Grape leaves, like mini umbrellas, hug the shrubs that make up an understory of the edge of the tree line as I meander onto the meadow’s path. Older leaves take on the color of an evergreen while the younger ones are lighter as if the sun lingers a bit here before they age. Unripe fruit peeks out from under the leaves while tendrils grab hold of any plant in their way.

rsz_1rsz_dscn0242Two years ago I had the wonderful pleasure of helping prune a small vineyard in the Rappahannock River region of Virginia for two summers. I enjoyed getting in the fields at first light before the heat became too unbearable. With pruning shears and the songs of early morning birds, I clipped and tied vines and grape clusters to wires.

Input for this task:
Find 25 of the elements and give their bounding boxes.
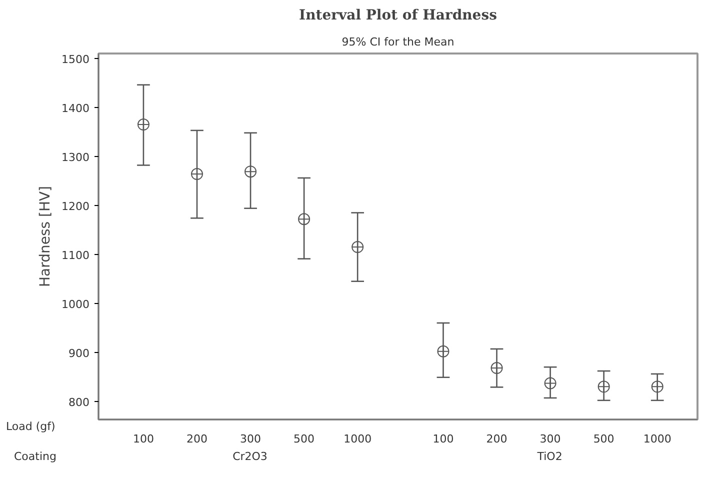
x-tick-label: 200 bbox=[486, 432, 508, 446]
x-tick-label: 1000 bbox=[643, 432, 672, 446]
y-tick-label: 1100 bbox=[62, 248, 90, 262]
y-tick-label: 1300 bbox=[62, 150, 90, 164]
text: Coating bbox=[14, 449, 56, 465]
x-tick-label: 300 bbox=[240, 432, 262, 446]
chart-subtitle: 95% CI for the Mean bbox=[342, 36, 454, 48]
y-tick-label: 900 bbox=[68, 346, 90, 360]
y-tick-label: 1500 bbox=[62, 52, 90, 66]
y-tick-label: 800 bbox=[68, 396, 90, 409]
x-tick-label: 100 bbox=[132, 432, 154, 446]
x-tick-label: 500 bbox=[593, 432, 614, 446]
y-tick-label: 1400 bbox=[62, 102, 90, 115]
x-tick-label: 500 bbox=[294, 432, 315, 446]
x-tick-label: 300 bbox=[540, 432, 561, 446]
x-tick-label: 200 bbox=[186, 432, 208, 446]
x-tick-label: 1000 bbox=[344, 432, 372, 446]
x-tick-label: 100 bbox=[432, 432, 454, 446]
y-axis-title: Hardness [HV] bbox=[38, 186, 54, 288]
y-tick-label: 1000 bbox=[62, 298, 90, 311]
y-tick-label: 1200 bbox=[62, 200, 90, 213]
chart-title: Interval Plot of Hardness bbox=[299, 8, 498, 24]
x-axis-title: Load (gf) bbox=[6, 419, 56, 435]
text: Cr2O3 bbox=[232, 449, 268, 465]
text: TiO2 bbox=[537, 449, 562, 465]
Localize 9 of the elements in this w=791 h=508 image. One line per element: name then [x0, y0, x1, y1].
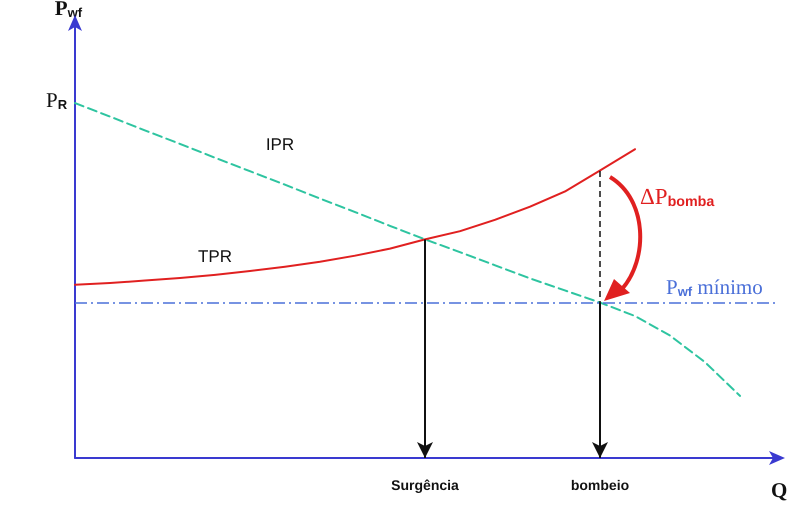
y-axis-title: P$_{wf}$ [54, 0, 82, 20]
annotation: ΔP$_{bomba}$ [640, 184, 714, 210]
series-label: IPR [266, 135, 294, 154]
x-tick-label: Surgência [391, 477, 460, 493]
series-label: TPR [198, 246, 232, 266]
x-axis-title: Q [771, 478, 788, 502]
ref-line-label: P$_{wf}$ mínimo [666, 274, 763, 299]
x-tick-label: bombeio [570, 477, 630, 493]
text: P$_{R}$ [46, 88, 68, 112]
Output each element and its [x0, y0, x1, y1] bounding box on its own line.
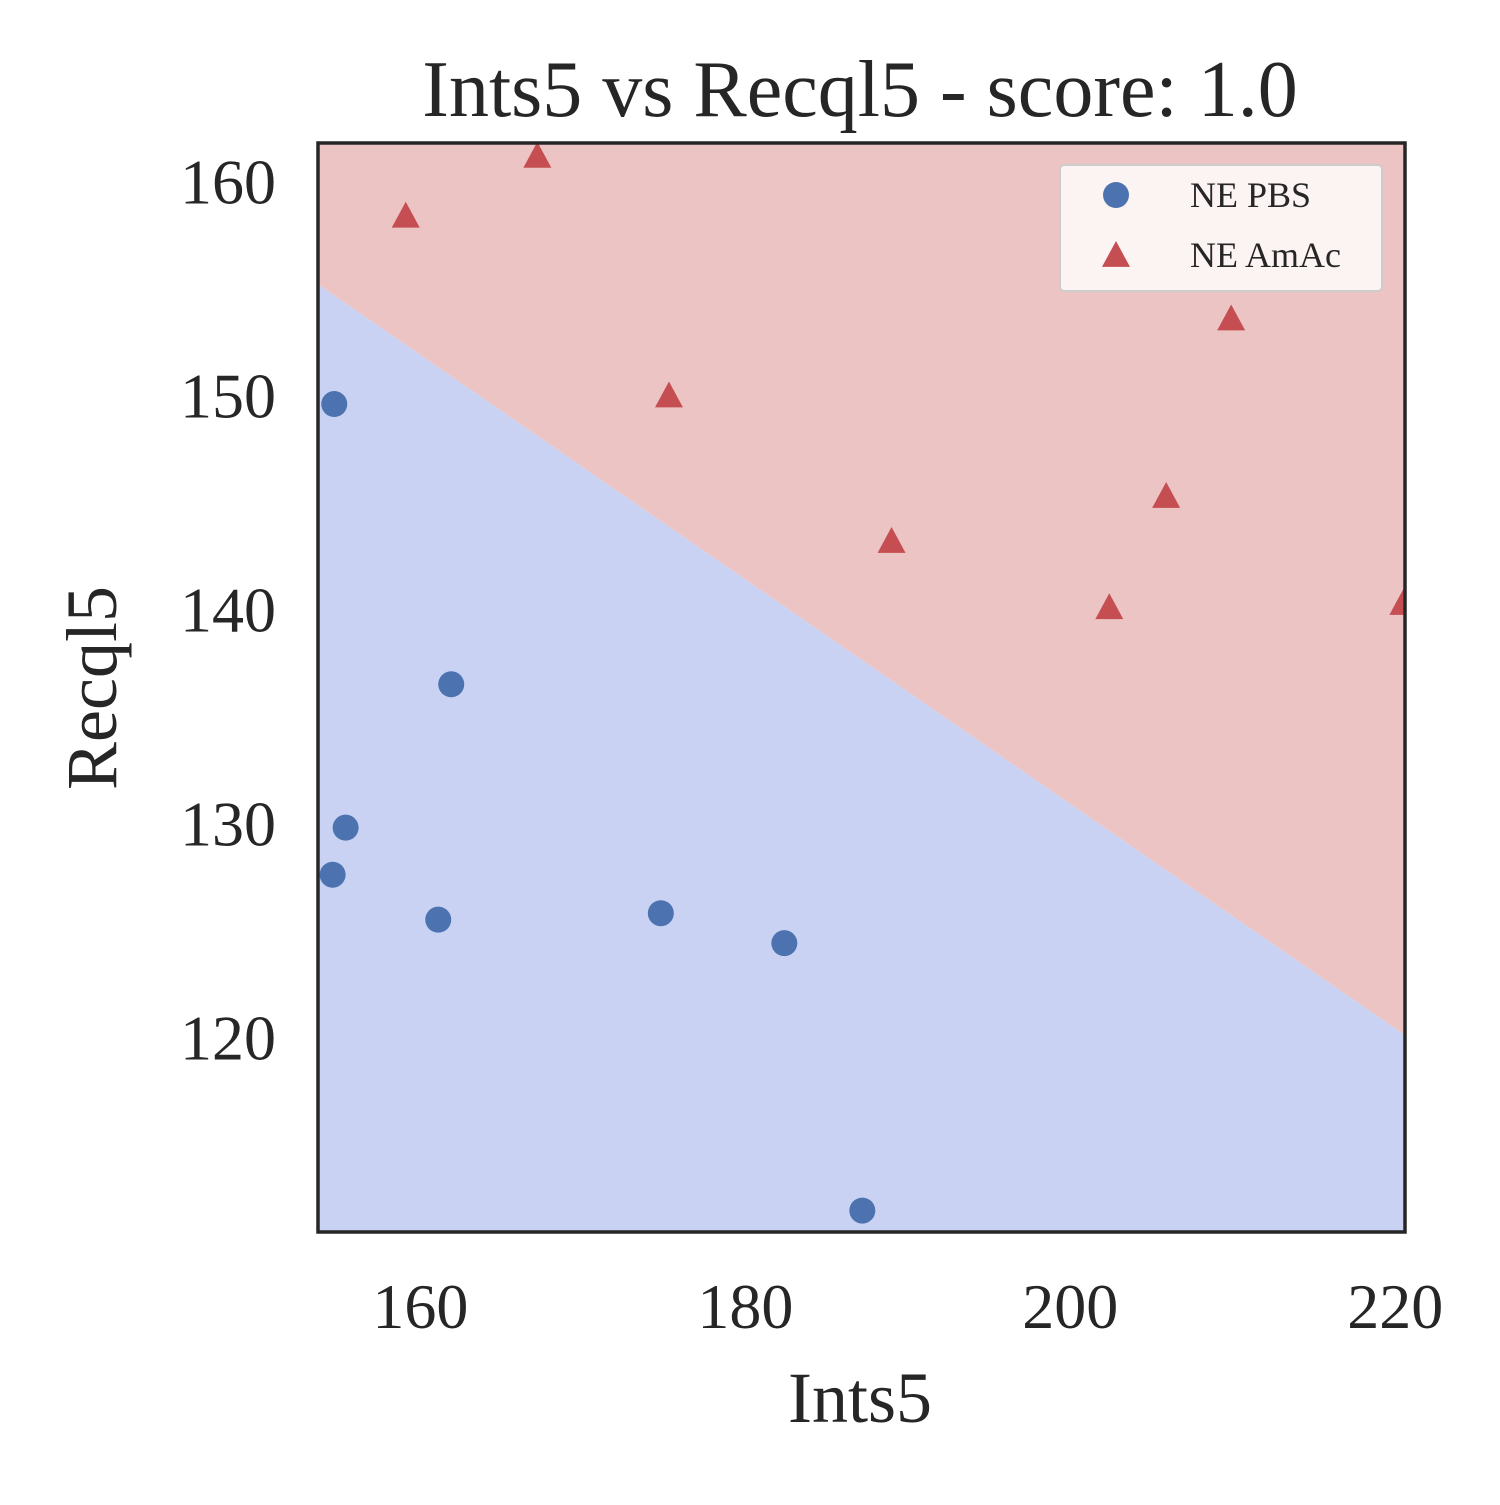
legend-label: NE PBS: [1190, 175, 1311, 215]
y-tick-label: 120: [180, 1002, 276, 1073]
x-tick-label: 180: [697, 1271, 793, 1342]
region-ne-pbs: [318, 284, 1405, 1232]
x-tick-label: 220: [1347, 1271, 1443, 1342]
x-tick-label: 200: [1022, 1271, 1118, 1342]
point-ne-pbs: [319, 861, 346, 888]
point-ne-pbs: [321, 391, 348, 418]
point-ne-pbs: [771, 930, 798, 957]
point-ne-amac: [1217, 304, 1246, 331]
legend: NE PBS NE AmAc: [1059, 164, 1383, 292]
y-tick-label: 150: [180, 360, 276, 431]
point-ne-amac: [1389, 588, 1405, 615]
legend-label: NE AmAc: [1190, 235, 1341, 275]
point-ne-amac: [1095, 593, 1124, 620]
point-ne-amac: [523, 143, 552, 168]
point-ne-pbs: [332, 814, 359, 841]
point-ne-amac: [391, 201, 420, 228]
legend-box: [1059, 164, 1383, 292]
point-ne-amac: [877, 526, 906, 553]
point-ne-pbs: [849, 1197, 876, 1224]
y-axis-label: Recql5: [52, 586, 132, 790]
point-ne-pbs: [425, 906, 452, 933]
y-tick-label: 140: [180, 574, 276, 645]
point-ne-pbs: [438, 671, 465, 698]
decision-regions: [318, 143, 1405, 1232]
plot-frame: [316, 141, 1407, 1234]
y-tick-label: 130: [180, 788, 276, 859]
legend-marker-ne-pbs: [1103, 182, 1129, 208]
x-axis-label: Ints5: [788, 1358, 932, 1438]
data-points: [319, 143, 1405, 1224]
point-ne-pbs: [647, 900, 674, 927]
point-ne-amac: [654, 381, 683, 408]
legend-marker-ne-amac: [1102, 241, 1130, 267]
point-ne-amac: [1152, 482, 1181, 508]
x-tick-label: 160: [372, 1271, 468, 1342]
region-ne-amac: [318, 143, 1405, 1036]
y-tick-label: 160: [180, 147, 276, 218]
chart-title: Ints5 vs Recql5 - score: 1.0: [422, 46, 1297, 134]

Parts of the exercise:
(1) In the records, copy out every line from the one containing "x-tick-label: 200 bbox=[486, 432, 508, 446]" up to and including the one containing "y-tick-label: 800 bbox=[68, 396, 90, 409]", with each line unchanged.
(2) Continue the vineyard text from the point where it stops.

The replies:
(1)
x-tick-label: 200 bbox=[486, 432, 508, 446]
x-tick-label: 1000 bbox=[643, 432, 672, 446]
y-tick-label: 1100 bbox=[62, 248, 90, 262]
y-tick-label: 1300 bbox=[62, 150, 90, 164]
text: Coating bbox=[14, 449, 56, 465]
x-tick-label: 300 bbox=[240, 432, 262, 446]
chart-subtitle: 95% CI for the Mean bbox=[342, 36, 454, 48]
y-tick-label: 900 bbox=[68, 346, 90, 360]
y-tick-label: 1500 bbox=[62, 52, 90, 66]
y-tick-label: 800 bbox=[68, 396, 90, 409]

(2)
White tiny flowers “bloom” and then grapes appear. As they grow and get heavy care is needed to secure them to wires. Grape vines are apically dominant which means they produce leaves from the tip of the vine which can grow over long distances. In the wine industry that is not good as the energy of the plant goes to this extended growth. We’d have to trim the vine down to 20-30 leaves to keep the growth focused on the grapes themselves which also maintains grape quality.

Morning was hardly silent as birds swooped and chatted over the fields. Mist and fog often kept us soaked which was refreshing as the heat of the day moved in. Grapes like hot dry weather and irrigation systems are really not needed at least in the part of Virginia I worked. However, the damp humid air the east coast is known for, brings in fungus’, powdery and downy mildew and other pests such as deer.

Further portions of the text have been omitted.